— START OF RECORDED DATA —
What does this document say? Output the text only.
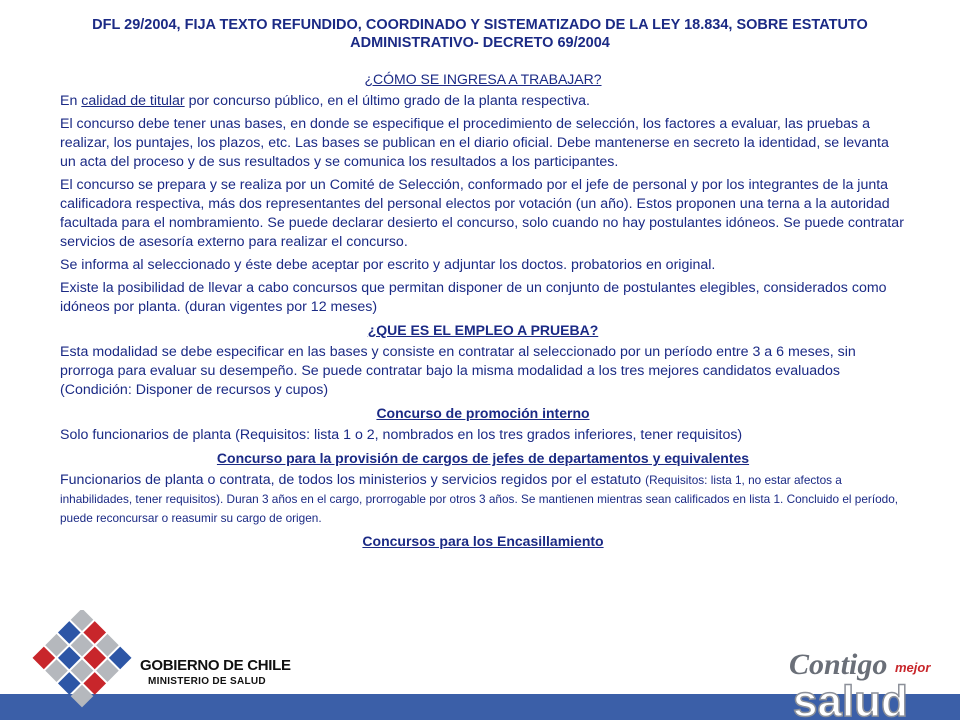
DFL 29/2004, FIJA TEXTO REFUNDIDO, COORDINADO Y SISTEMATIZADO DE LA LEY 18.834, SOBRE ESTATUTO ADMINISTRATIVO- DECRETO 69/2004
¿CÓMO SE INGRESA A TRABAJAR?

En calidad de titular por concurso público, en el último grado de la planta respectiva.

El concurso debe tener unas bases, en donde se especifique el procedimiento de selección, los factores a evaluar, las pruebas a realizar, los puntajes, los plazos, etc. Las bases se publican en el diario oficial. Debe mantenerse en secreto la identidad, se levanta un acta del proceso y de sus resultados y se comunica los resultados a los participantes.

El concurso se prepara y se realiza por un Comité de Selección, conformado por el jefe de personal y por los integrantes de la junta calificadora respectiva, más dos representantes del personal electos por votación (un año). Estos proponen una terna a la autoridad facultada para el nombramiento. Se puede declarar desierto el concurso, solo cuando no hay postulantes idóneos. Se puede contratar servicios de asesoría externo para realizar el concurso.

Se informa al seleccionado y éste debe aceptar por escrito y adjuntar los doctos. probatorios en original.

Existe la posibilidad de llevar a cabo concursos que permitan disponer de un conjunto de postulantes elegibles, considerados como idóneos por planta. (duran vigentes por 12 meses)

¿QUE ES EL EMPLEO A PRUEBA?

Esta modalidad se debe especificar en las bases y consiste en contratar al seleccionado por un período entre 3 a 6 meses, sin prorroga para evaluar su desempeño. Se puede contratar bajo la misma modalidad a los tres mejores candidatos evaluados (Condición: Disponer de recursos y cupos)

Concurso de promoción interno

Solo funcionarios de planta (Requisitos: lista 1 o 2, nombrados en los tres grados inferiores, tener requisitos)

Concurso para la provisión de cargos de jefes de departamentos y equivalentes

Funcionarios de planta o contrata, de todos los ministerios y servicios regidos por el estatuto (Requisitos: lista 1, no estar afectos a inhabilidades, tener requisitos). Duran 3 años en el cargo, prorrogable por otros 3 años. Se mantienen mientras sean calificados en lista 1. Concluido el período, puede reconcursar o reasumir su cargo de origen.

Concursos para los Encasillamiento
GOBIERNO DE CHILE
MINISTERIO DE SALUD
Contigo mejor
salud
— END OF RECORDED DATA —
DIRECTIONS FOR THIS TASK
Restate the records word for word, omitting images.

OUTPUT BELOW
What does this document say? Output the text only.
DFL 29/2004, FIJA TEXTO REFUNDIDO, COORDINADO Y SISTEMATIZADO DE LA LEY 18.834, SOBRE ESTATUTO ADMINISTRATIVO- DECRETO 69/2004
¿CÓMO SE INGRESA A TRABAJAR?

En calidad de titular por concurso público, en el último grado de la planta respectiva.

El concurso debe tener unas bases, en donde se especifique el procedimiento de selección, los factores a evaluar, las pruebas a realizar, los puntajes, los plazos, etc. Las bases se publican en el diario oficial. Debe mantenerse en secreto la identidad, se levanta un acta del proceso y de sus resultados y se comunica los resultados a los participantes.

El concurso se prepara y se realiza por un Comité de Selección, conformado por el jefe de personal y por los integrantes de la junta calificadora respectiva, más dos representantes del personal electos por votación (un año). Estos proponen una terna a la autoridad facultada para el nombramiento. Se puede declarar desierto el concurso, solo cuando no hay postulantes idóneos. Se puede contratar servicios de asesoría externo para realizar el concurso.

Se informa al seleccionado y éste debe aceptar por escrito y adjuntar los doctos. probatorios en original.

Existe la posibilidad de llevar a cabo concursos que permitan disponer de un conjunto de postulantes elegibles, considerados como idóneos por planta. (duran vigentes por 12 meses)

¿QUE ES EL EMPLEO A PRUEBA?

Esta modalidad se debe especificar en las bases y consiste en contratar al seleccionado por un período entre 3 a 6 meses, sin prorroga para evaluar su desempeño. Se puede contratar bajo la misma modalidad a los tres mejores candidatos evaluados (Condición: Disponer de recursos y cupos)

Concurso de promoción interno

Solo funcionarios de planta (Requisitos: lista 1 o 2, nombrados en los tres grados inferiores, tener requisitos)

Concurso para la provisión de cargos de jefes de departamentos y equivalentes

Funcionarios de planta o contrata, de todos los ministerios y servicios regidos por el estatuto (Requisitos: lista 1, no estar afectos a inhabilidades, tener requisitos). Duran 3 años en el cargo, prorrogable por otros 3 años. Se mantienen mientras sean calificados en lista 1. Concluido el período, puede reconcursar o reasumir su cargo de origen.

Concursos para los Encasillamiento
GOBIERNO DE CHILE
MINISTERIO DE SALUD
Contigo mejor
salud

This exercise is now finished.